- Given task -
Locate each line in the records containing "object". Copy it.

(Data entries)

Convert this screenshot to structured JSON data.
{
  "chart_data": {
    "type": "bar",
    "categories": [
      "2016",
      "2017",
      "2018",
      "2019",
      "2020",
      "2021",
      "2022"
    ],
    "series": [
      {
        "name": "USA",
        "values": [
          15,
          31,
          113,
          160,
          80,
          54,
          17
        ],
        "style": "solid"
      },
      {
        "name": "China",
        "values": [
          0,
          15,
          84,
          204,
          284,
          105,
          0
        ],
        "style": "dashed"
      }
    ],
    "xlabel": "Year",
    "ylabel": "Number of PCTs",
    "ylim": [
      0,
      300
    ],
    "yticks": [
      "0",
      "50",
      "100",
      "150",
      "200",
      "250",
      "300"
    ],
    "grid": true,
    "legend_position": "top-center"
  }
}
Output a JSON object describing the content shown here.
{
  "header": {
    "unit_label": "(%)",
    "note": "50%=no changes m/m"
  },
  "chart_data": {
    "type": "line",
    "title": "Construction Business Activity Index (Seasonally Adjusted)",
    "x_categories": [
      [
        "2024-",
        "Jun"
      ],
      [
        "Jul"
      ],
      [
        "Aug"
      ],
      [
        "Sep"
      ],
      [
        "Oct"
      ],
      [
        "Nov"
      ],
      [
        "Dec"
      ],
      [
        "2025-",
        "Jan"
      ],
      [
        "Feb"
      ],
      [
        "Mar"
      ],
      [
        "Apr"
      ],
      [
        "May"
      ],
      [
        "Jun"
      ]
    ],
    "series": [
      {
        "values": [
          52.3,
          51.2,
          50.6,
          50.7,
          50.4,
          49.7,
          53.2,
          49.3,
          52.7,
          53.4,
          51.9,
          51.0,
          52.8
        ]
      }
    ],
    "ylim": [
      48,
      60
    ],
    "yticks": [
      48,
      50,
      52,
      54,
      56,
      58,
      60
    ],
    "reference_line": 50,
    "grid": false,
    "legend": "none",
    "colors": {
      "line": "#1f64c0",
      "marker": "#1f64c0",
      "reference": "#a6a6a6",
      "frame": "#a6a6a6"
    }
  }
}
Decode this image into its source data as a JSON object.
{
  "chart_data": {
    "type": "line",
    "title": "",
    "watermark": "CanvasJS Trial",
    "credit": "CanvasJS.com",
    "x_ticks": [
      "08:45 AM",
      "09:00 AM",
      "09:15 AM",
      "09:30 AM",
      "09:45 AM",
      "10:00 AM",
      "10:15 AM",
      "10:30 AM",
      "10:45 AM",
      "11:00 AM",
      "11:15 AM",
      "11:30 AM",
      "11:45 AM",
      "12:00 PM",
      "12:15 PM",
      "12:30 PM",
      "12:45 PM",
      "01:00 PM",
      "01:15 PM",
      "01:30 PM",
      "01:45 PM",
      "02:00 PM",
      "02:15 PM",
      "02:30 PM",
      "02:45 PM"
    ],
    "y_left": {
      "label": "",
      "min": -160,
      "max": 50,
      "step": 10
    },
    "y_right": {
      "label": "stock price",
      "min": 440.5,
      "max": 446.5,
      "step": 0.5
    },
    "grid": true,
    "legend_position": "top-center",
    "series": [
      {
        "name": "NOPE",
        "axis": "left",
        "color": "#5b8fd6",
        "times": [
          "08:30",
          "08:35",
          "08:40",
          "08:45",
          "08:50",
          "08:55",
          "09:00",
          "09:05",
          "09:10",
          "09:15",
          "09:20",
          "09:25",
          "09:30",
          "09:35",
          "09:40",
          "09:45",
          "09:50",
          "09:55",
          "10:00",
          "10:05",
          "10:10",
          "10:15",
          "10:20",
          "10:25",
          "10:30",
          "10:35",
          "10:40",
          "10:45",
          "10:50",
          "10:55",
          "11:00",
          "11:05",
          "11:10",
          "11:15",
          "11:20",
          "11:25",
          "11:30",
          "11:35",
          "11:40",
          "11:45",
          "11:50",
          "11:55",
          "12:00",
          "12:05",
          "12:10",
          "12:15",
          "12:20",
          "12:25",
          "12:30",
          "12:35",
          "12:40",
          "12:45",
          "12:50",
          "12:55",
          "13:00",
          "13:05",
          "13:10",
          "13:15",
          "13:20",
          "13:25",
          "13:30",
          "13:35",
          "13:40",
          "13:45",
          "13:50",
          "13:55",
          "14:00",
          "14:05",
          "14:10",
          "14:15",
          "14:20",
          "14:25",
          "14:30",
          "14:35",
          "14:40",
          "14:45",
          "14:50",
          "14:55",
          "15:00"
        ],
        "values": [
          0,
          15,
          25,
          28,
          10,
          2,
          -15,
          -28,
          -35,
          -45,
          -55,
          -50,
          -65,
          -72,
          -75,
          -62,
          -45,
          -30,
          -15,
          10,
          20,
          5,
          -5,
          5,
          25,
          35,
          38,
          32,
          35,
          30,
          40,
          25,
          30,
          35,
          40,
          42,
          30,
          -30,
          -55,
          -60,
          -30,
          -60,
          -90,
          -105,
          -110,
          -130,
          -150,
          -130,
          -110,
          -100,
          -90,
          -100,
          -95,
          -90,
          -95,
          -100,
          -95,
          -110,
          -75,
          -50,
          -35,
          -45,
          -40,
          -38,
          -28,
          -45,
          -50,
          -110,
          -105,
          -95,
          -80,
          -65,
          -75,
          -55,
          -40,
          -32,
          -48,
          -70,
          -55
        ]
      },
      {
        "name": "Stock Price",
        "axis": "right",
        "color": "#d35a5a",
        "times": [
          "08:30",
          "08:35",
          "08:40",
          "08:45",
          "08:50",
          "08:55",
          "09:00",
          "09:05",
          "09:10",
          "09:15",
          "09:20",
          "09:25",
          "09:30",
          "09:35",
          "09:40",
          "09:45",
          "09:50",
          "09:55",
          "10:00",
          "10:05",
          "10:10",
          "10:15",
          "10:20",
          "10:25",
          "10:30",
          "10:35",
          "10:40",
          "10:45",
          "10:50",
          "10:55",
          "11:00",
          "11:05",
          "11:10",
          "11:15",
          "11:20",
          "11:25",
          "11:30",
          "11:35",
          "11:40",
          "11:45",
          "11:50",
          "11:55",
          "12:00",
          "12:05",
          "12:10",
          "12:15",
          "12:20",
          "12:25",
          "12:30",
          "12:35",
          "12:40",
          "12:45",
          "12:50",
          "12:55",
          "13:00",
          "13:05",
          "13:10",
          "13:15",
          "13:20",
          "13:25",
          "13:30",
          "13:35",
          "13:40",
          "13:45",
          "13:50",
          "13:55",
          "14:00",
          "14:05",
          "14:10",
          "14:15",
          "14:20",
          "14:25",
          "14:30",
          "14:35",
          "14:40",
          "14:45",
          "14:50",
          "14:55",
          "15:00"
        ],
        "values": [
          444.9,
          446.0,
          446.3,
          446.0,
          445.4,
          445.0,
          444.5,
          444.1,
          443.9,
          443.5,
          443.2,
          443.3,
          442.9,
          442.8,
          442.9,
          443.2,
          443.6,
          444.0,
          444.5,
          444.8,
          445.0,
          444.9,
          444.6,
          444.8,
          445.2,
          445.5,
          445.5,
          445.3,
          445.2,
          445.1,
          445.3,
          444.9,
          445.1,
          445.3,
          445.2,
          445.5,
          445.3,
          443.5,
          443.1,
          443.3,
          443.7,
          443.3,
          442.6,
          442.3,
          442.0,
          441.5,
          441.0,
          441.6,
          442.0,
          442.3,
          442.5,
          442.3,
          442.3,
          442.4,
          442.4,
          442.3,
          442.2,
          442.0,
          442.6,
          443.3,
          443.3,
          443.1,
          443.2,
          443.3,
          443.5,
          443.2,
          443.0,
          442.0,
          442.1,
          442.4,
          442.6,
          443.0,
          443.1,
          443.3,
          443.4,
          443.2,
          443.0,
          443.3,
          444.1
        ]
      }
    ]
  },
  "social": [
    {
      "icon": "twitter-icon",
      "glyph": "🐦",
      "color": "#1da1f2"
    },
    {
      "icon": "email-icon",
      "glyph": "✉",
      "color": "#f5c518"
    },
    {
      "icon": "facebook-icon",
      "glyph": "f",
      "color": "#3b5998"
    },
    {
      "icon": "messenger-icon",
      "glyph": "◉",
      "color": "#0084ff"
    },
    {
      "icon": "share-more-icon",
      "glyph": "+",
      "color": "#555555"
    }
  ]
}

- Full response -
Output a JSON object describing the content shown here.
Decode this image into its source data as a JSON object.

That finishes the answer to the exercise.